» EXERCISE GOAL: Search the records below for the word "more". Pull out each line that has it.

## BEGIN

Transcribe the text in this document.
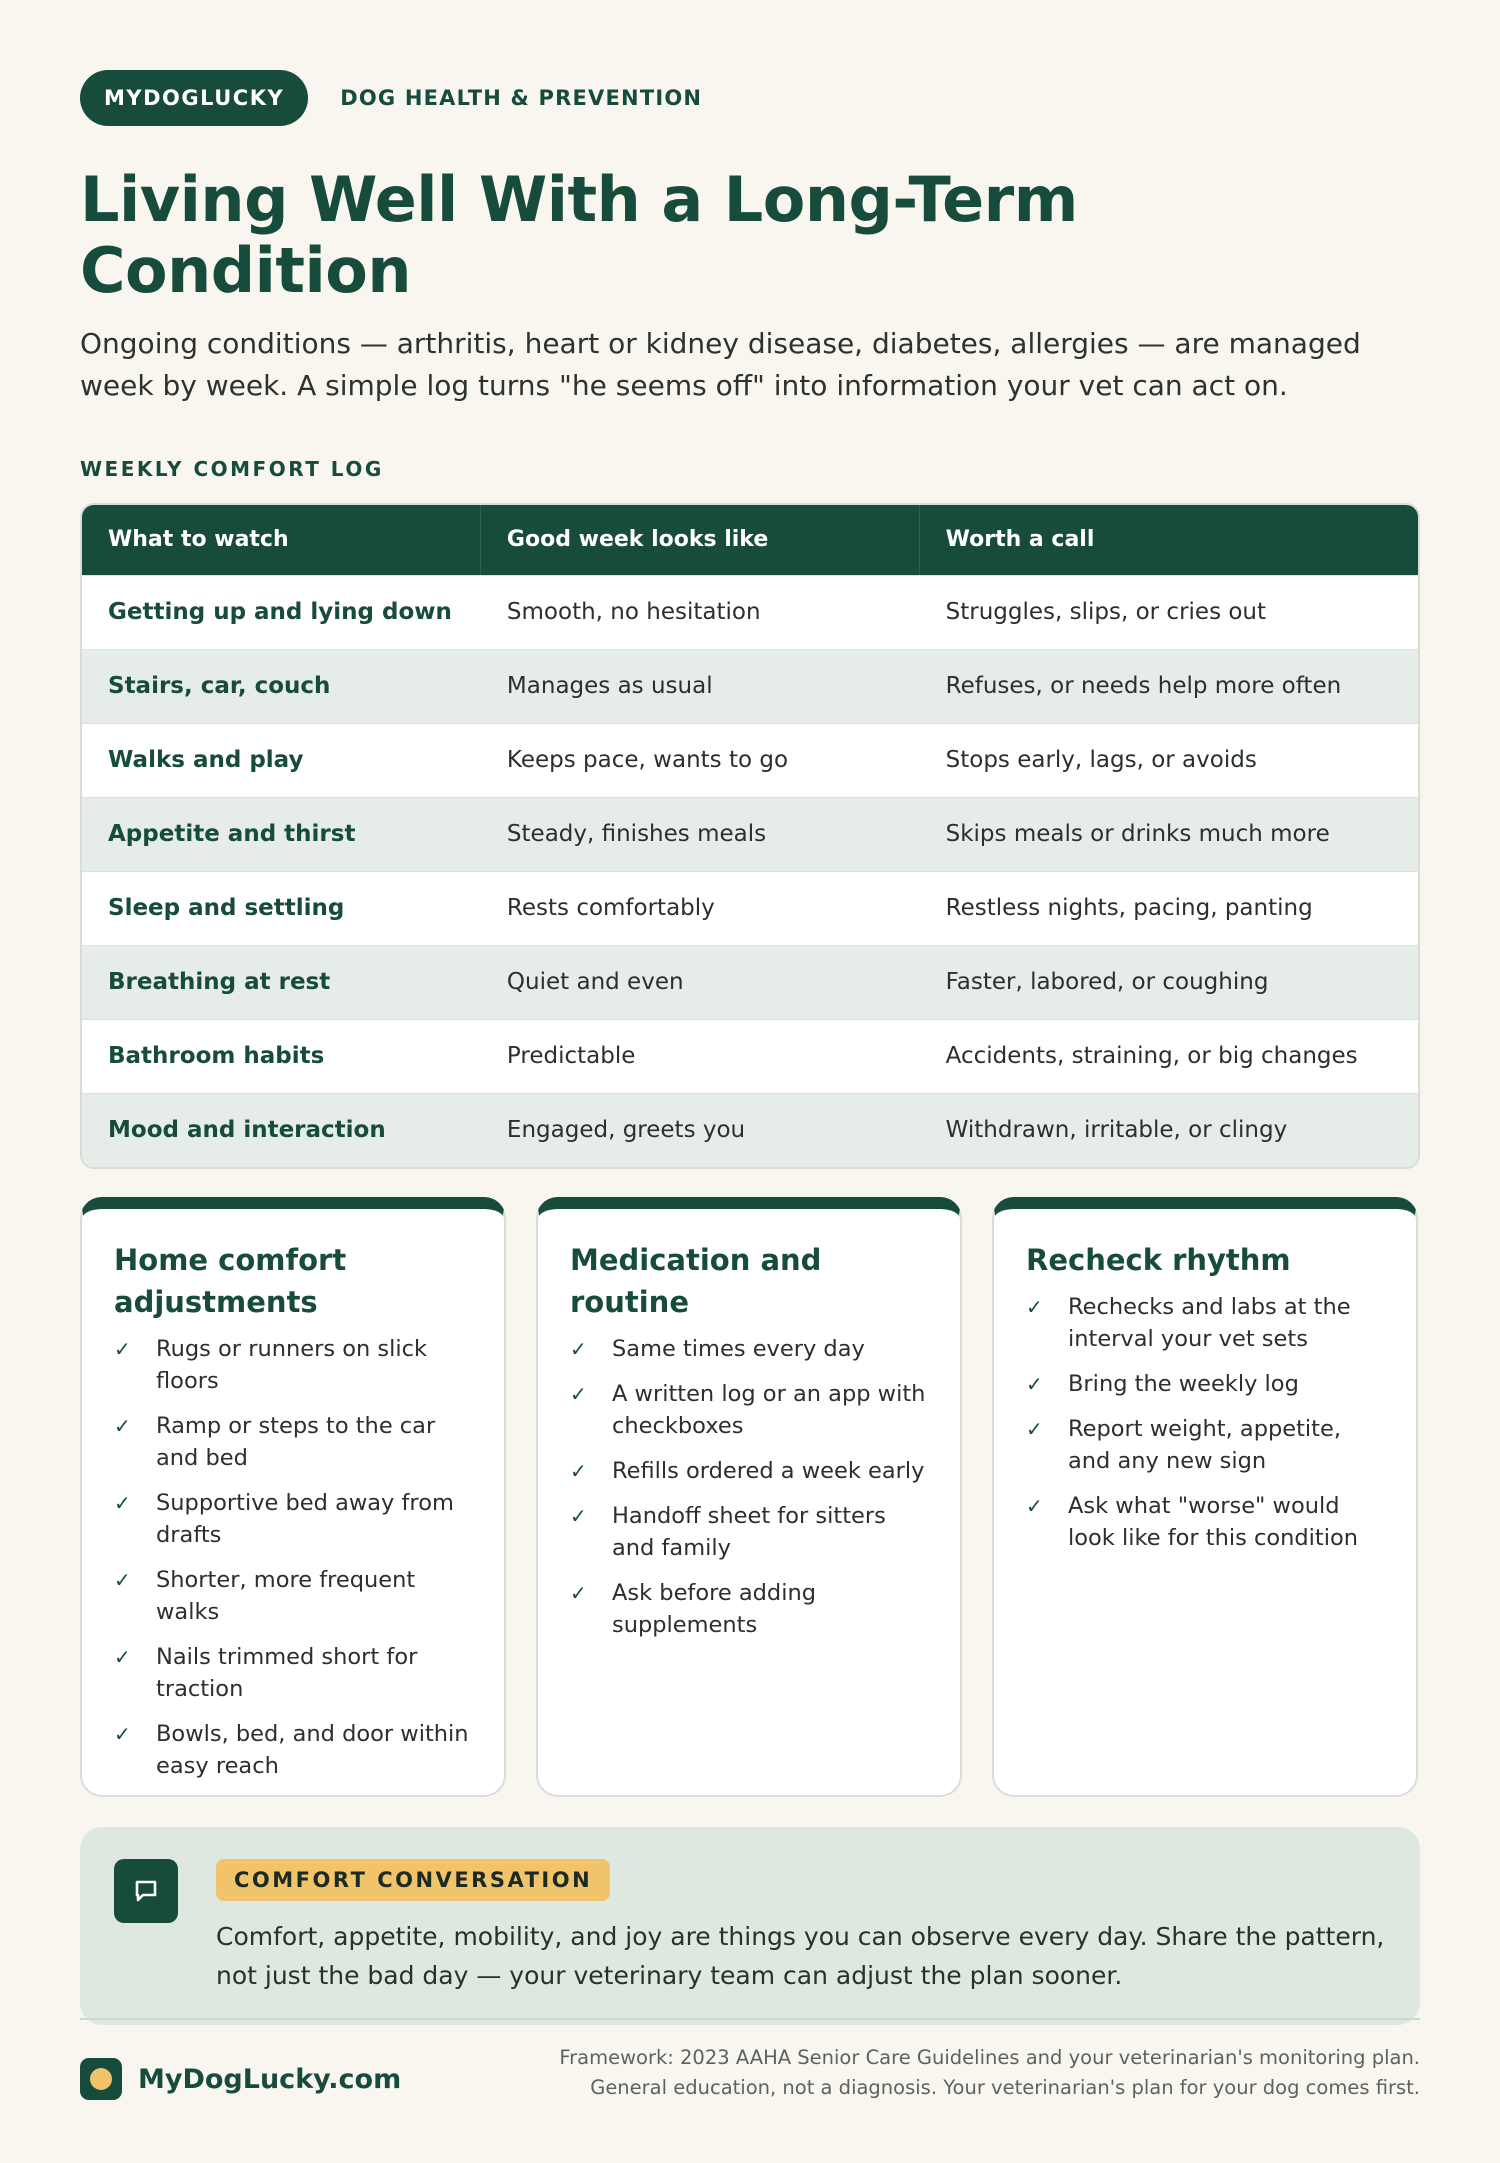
MYDOGLUCKY	DOG HEALTH & PREVENTION
Living Well With a Long-Term Condition

Ongoing conditions — arthritis, heart or kidney disease, diabetes, allergies — are managed week by week. A simple log turns "he seems off" into information your vet can act on.

WEEKLY COMFORT LOG
What to watch	Good week looks like	Worth a call
Getting up and lying down	Smooth, no hesitation	Struggles, slips, or cries out
Stairs, car, couch	Manages as usual	Refuses, or needs help more often
Walks and play	Keeps pace, wants to go	Stops early, lags, or avoids
Appetite and thirst	Steady, finishes meals	Skips meals or drinks much more
Sleep and settling	Rests comfortably	Restless nights, pacing, panting
Breathing at rest	Quiet and even	Faster, labored, or coughing
Bathroom habits	Predictable	Accidents, straining, or big changes
Mood and interaction	Engaged, greets you	Withdrawn, irritable, or clingy
Home comfort adjustments
✓	Rugs or runners on slick floors
✓	Ramp or steps to the car and bed
✓	Supportive bed away from drafts
✓	Shorter, more frequent walks
✓	Nails trimmed short for traction
✓	Bowls, bed, and door within easy reach
Medication and routine
✓	Same times every day
✓	A written log or an app with checkboxes
✓	Refills ordered a week early
✓	Handoff sheet for sitters and family
✓	Ask before adding supplements
Recheck rhythm
✓	Rechecks and labs at the interval your vet sets
✓	Bring the weekly log
✓	Report weight, appetite, and any new sign
✓	Ask what "worse" would look like for this condition
COMFORT CONVERSATION

Comfort, appetite, mobility, and joy are things you can observe every day. Share the pattern, not just the bad day — your veterinary team can adjust the plan sooner.

MyDogLucky.com
Framework: 2023 AAHA Senior Care Guidelines and your veterinarian's monitoring plan.
General education, not a diagnosis. Your veterinarian's plan for your dog comes first.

## END

» WRITTEN RESPONSE:
Stairs, car, couch	Manages as usual	Refuses, or needs help more often
Appetite and thirst	Steady, finishes meals	Skips meals or drinks much more
✓	Shorter, more frequent walks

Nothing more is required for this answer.